Written exercise
Exactly as written, print each record in the listing.
-- Start Data extract --
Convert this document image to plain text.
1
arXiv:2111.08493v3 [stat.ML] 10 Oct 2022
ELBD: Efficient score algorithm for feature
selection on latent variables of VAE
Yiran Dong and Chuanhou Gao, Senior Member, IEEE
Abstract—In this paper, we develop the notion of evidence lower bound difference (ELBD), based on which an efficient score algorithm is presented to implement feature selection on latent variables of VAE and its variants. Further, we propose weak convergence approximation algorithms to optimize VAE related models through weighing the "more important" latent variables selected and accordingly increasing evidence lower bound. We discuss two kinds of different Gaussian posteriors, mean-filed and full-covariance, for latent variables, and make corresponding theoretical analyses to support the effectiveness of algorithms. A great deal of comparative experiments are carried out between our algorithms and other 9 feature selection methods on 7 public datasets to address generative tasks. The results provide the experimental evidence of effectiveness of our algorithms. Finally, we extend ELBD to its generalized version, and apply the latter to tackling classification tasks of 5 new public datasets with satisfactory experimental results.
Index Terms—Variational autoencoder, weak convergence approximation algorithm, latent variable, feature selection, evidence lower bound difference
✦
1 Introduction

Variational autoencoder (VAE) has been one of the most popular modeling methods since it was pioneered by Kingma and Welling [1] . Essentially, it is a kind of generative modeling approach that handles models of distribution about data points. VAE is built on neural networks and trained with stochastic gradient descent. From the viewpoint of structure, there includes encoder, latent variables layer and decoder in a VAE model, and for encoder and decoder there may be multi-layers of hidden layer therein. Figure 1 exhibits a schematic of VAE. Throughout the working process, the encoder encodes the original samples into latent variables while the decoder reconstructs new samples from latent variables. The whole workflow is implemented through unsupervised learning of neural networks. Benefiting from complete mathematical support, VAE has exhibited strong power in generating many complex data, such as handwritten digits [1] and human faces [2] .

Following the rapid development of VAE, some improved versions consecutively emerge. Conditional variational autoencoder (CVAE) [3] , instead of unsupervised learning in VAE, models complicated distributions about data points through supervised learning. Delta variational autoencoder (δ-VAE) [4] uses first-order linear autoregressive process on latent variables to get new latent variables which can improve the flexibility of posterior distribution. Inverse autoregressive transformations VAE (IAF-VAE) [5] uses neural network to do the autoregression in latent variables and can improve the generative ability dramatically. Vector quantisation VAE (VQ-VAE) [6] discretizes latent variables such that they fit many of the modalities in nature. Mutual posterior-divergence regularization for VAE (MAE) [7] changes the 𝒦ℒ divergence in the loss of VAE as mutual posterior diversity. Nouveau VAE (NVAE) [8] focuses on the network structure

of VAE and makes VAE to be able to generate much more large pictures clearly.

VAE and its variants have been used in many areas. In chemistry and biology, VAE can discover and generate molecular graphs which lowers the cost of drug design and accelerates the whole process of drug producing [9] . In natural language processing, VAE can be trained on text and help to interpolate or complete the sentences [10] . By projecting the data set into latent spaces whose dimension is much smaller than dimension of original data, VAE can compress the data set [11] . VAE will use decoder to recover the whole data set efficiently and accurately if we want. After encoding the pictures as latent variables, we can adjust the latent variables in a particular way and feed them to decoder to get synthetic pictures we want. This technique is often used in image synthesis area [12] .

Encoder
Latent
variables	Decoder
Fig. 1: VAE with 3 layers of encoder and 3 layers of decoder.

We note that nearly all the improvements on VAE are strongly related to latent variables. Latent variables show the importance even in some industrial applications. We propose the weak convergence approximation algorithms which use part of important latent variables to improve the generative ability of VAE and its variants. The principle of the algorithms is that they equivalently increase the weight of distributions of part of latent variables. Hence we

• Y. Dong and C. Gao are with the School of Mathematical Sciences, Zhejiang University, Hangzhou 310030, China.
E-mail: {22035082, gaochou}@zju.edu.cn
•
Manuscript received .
-- End Data extract --
Answer to the problem
Convert this document image to plain text.
1
arXiv:2111.08493v3 [stat.ML] 10 Oct 2022
ELBD: Efficient score algorithm for feature
selection on latent variables of VAE
Yiran Dong and Chuanhou Gao, Senior Member, IEEE
Abstract—In this paper, we develop the notion of evidence lower bound difference (ELBD), based on which an efficient score algorithm is presented to implement feature selection on latent variables of VAE and its variants. Further, we propose weak convergence approximation algorithms to optimize VAE related models through weighing the "more important" latent variables selected and accordingly increasing evidence lower bound. We discuss two kinds of different Gaussian posteriors, mean-filed and full-covariance, for latent variables, and make corresponding theoretical analyses to support the effectiveness of algorithms. A great deal of comparative experiments are carried out between our algorithms and other 9 feature selection methods on 7 public datasets to address generative tasks. The results provide the experimental evidence of effectiveness of our algorithms. Finally, we extend ELBD to its generalized version, and apply the latter to tackling classification tasks of 5 new public datasets with satisfactory experimental results.
Index Terms—Variational autoencoder, weak convergence approximation algorithm, latent variable, feature selection, evidence lower bound difference
✦
1 Introduction

Variational autoencoder (VAE) has been one of the most popular modeling methods since it was pioneered by Kingma and Welling [1] . Essentially, it is a kind of generative modeling approach that handles models of distribution about data points. VAE is built on neural networks and trained with stochastic gradient descent. From the viewpoint of structure, there includes encoder, latent variables layer and decoder in a VAE model, and for encoder and decoder there may be multi-layers of hidden layer therein. Figure 1 exhibits a schematic of VAE. Throughout the working process, the encoder encodes the original samples into latent variables while the decoder reconstructs new samples from latent variables. The whole workflow is implemented through unsupervised learning of neural networks. Benefiting from complete mathematical support, VAE has exhibited strong power in generating many complex data, such as handwritten digits [1] and human faces [2] .

Following the rapid development of VAE, some improved versions consecutively emerge. Conditional variational autoencoder (CVAE) [3] , instead of unsupervised learning in VAE, models complicated distributions about data points through supervised learning. Delta variational autoencoder (δ-VAE) [4] uses first-order linear autoregressive process on latent variables to get new latent variables which can improve the flexibility of posterior distribution. Inverse autoregressive transformations VAE (IAF-VAE) [5] uses neural network to do the autoregression in latent variables and can improve the generative ability dramatically. Vector quantisation VAE (VQ-VAE) [6] discretizes latent variables such that they fit many of the modalities in nature. Mutual posterior-divergence regularization for VAE (MAE) [7] changes the 𝒦ℒ divergence in the loss of VAE as mutual posterior diversity. Nouveau VAE (NVAE) [8] focuses on the network structure

of VAE and makes VAE to be able to generate much more large pictures clearly.

VAE and its variants have been used in many areas. In chemistry and biology, VAE can discover and generate molecular graphs which lowers the cost of drug design and accelerates the whole process of drug producing [9] . In natural language processing, VAE can be trained on text and help to interpolate or complete the sentences [10] . By projecting the data set into latent spaces whose dimension is much smaller than dimension of original data, VAE can compress the data set [11] . VAE will use decoder to recover the whole data set efficiently and accurately if we want. After encoding the pictures as latent variables, we can adjust the latent variables in a particular way and feed them to decoder to get synthetic pictures we want. This technique is often used in image synthesis area [12] .

Encoder
Latent
variables	Decoder
Fig. 1: VAE with 3 layers of encoder and 3 layers of decoder.

We note that nearly all the improvements on VAE are strongly related to latent variables. Latent variables show the importance even in some industrial applications. We propose the weak convergence approximation algorithms which use part of important latent variables to improve the generative ability of VAE and its variants. The principle of the algorithms is that they equivalently increase the weight of distributions of part of latent variables. Hence we

• Y. Dong and C. Gao are with the School of Mathematical Sciences, Zhejiang University, Hangzhou 310030, China.
E-mail: {22035082, gaochou}@zju.edu.cn
•
Manuscript received .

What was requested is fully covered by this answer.